* [Objective]
Pictures appear in the records below; write out everything else exactly.

* [Data entries]
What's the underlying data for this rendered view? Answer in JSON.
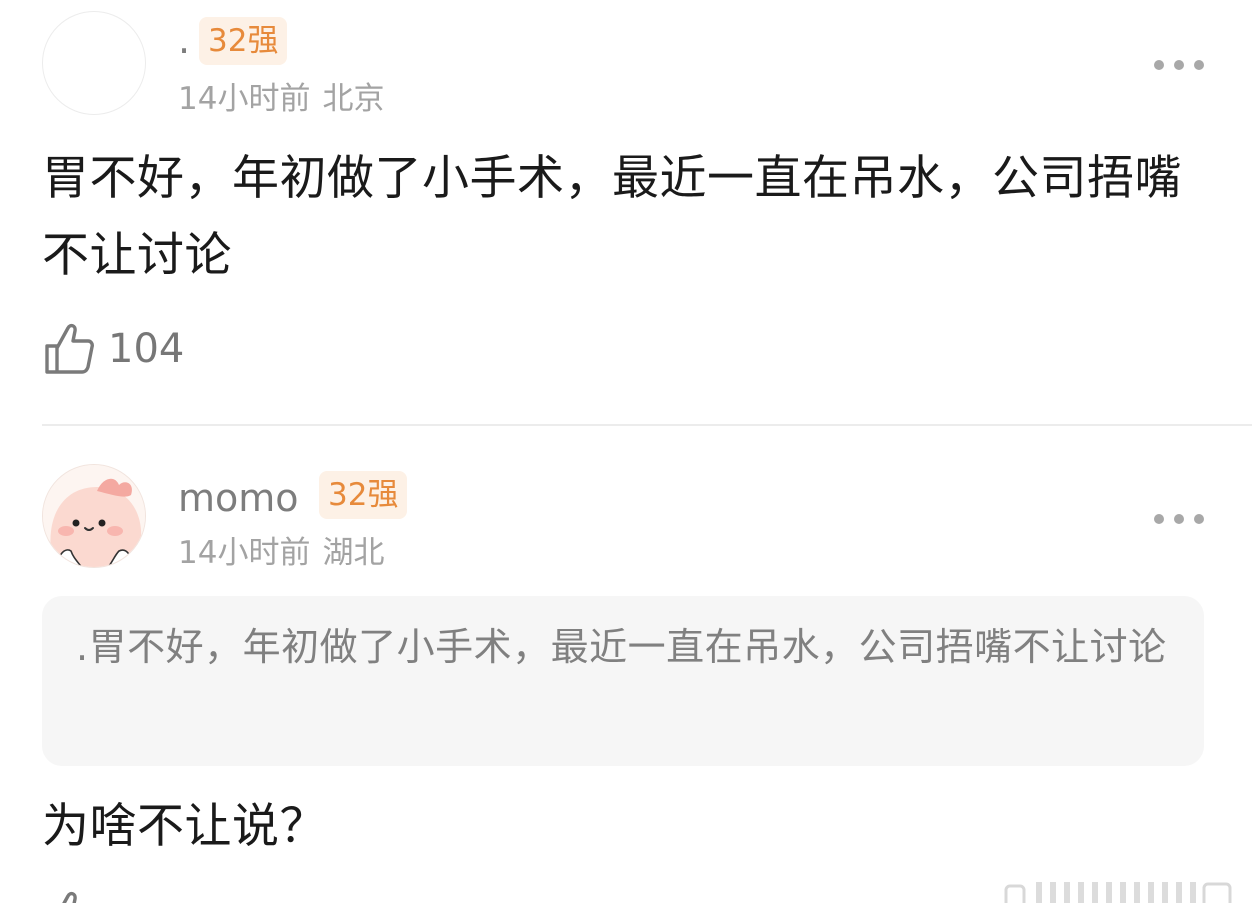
{
  "comments": [
    {
      "username": ".",
      "badge": "32强",
      "time": "14小时前",
      "location": "北京",
      "text": "胃不好，年初做了小手术，最近一直在吊水，公司捂嘴不让讨论",
      "likes": "104",
      "more_icon": "more-dots-icon",
      "like_icon": "thumbs-up-icon"
    },
    {
      "username": "momo",
      "badge": "32强",
      "time": "14小时前",
      "location": "湖北",
      "quoted_text": ".胃不好，年初做了小手术，最近一直在吊水，公司捂嘴不让讨论",
      "text": "为啥不让说？",
      "more_icon": "more-dots-icon"
    }
  ],
  "colors": {
    "badge_text": "#e78a3b",
    "badge_bg": "#fdf1e6",
    "meta_text": "#a3a3a3",
    "body_text": "#1a1a1a",
    "quote_bg": "#f6f6f6"
  }
}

* [Solution to the problem]
What's the underlying data for this rendered view? Answer in JSON.
{
  "comments": [
    {
      "username": ".",
      "badge": "32强",
      "time": "14小时前",
      "location": "北京",
      "text": "胃不好，年初做了小手术，最近一直在吊水，公司捂嘴不让讨论",
      "likes": "104",
      "more_icon": "more-dots-icon",
      "like_icon": "thumbs-up-icon"
    },
    {
      "username": "momo",
      "badge": "32强",
      "time": "14小时前",
      "location": "湖北",
      "quoted_text": ".胃不好，年初做了小手术，最近一直在吊水，公司捂嘴不让讨论",
      "text": "为啥不让说？",
      "more_icon": "more-dots-icon"
    }
  ],
  "colors": {
    "badge_text": "#e78a3b",
    "badge_bg": "#fdf1e6",
    "meta_text": "#a3a3a3",
    "body_text": "#1a1a1a",
    "quote_bg": "#f6f6f6"
  }
}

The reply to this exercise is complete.